## START
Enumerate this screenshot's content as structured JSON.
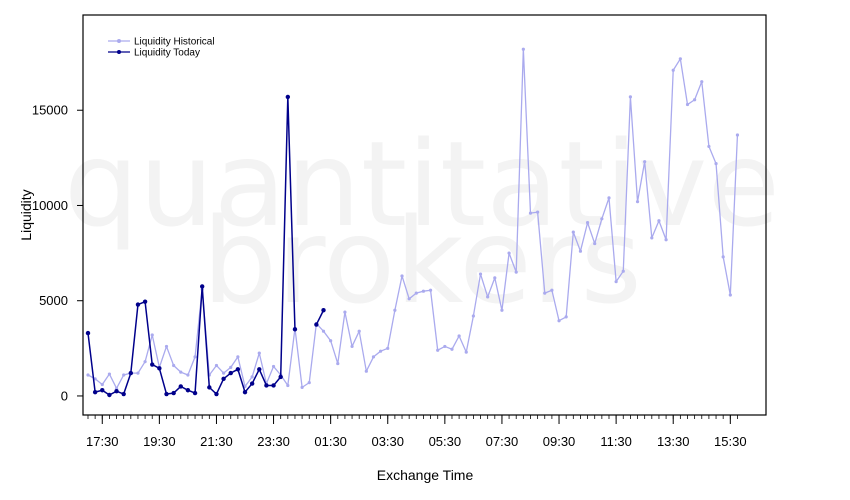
{
  "chart_data": {
    "type": "line",
    "watermark": [
      "quantitative",
      "brokers"
    ],
    "xlabel": "Exchange Time",
    "ylabel": "Liquidity",
    "ylim": [
      -1000,
      20000
    ],
    "yticks": [
      0,
      5000,
      10000,
      15000
    ],
    "ytick_labels": [
      "0",
      "5000",
      "10000",
      "15000"
    ],
    "xlim": [
      -1.7,
      94
    ],
    "xticks": [
      1,
      9,
      17,
      25,
      33,
      41,
      49,
      57,
      65,
      73,
      81,
      89
    ],
    "xtick_labels": [
      "17:30",
      "19:30",
      "21:30",
      "23:30",
      "01:30",
      "03:30",
      "05:30",
      "07:30",
      "09:30",
      "11:30",
      "13:30",
      "15:30"
    ],
    "minor_xticks_every": 1,
    "legend_position": "top-left",
    "series": [
      {
        "name": "Liquidity Historical",
        "color": "#aaaaee",
        "x": [
          -1,
          0,
          1,
          2,
          3,
          4,
          5,
          6,
          7,
          8,
          9,
          10,
          11,
          12,
          13,
          14,
          15,
          16,
          17,
          18,
          19,
          20,
          21,
          22,
          23,
          24,
          25,
          26,
          27,
          28,
          29,
          30,
          31,
          32,
          33,
          34,
          35,
          36,
          37,
          38,
          39,
          40,
          41,
          42,
          43,
          44,
          45,
          46,
          47,
          48,
          49,
          50,
          51,
          52,
          53,
          54,
          55,
          56,
          57,
          58,
          59,
          60,
          61,
          62,
          63,
          64,
          65,
          66,
          67,
          68,
          69,
          70,
          71,
          72,
          73,
          74,
          75,
          76,
          77,
          78,
          79,
          80,
          81,
          82,
          83,
          84,
          85,
          86,
          87,
          88,
          89,
          90
        ],
        "values": [
          1100,
          900,
          600,
          1150,
          400,
          1100,
          1200,
          1200,
          1800,
          3200,
          1500,
          2600,
          1600,
          1250,
          1100,
          2050,
          5600,
          1100,
          1600,
          1200,
          1500,
          2050,
          500,
          1000,
          2250,
          650,
          1550,
          1100,
          550,
          3550,
          450,
          700,
          3800,
          3400,
          2900,
          1700,
          4400,
          2600,
          3400,
          1300,
          2050,
          2350,
          2500,
          4500,
          6300,
          5100,
          5400,
          5500,
          5550,
          2400,
          2600,
          2450,
          3150,
          2300,
          4200,
          6400,
          5200,
          6200,
          4500,
          7500,
          6500,
          18200,
          9600,
          9650,
          5400,
          5550,
          3950,
          4150,
          8600,
          7600,
          9100,
          8000,
          9300,
          10400,
          6000,
          6550,
          15700,
          10200,
          12300,
          8300,
          9200,
          8200,
          17100,
          17700,
          15300,
          15550,
          16500,
          13100,
          12200,
          7300,
          5300,
          13700
        ]
      },
      {
        "name": "Liquidity Today",
        "color": "#00008b",
        "x": [
          -1,
          0,
          1,
          2,
          3,
          4,
          5,
          6,
          7,
          8,
          9,
          10,
          11,
          12,
          13,
          14,
          15,
          16,
          17,
          18,
          19,
          20,
          21,
          22,
          23,
          24,
          25,
          26,
          27,
          28,
          29,
          30,
          31,
          32
        ],
        "values": [
          3300,
          200,
          300,
          50,
          250,
          100,
          1200,
          4800,
          4950,
          1650,
          1450,
          100,
          150,
          500,
          300,
          150,
          5750,
          450,
          100,
          900,
          1200,
          1400,
          200,
          650,
          1400,
          550,
          550,
          1000,
          15700,
          3500,
          null,
          null,
          3750,
          4500
        ]
      }
    ]
  }
}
## END
■ **What you will do**: In the entries above, count each line with "name"; reply with the total only.

■ **The output**: 2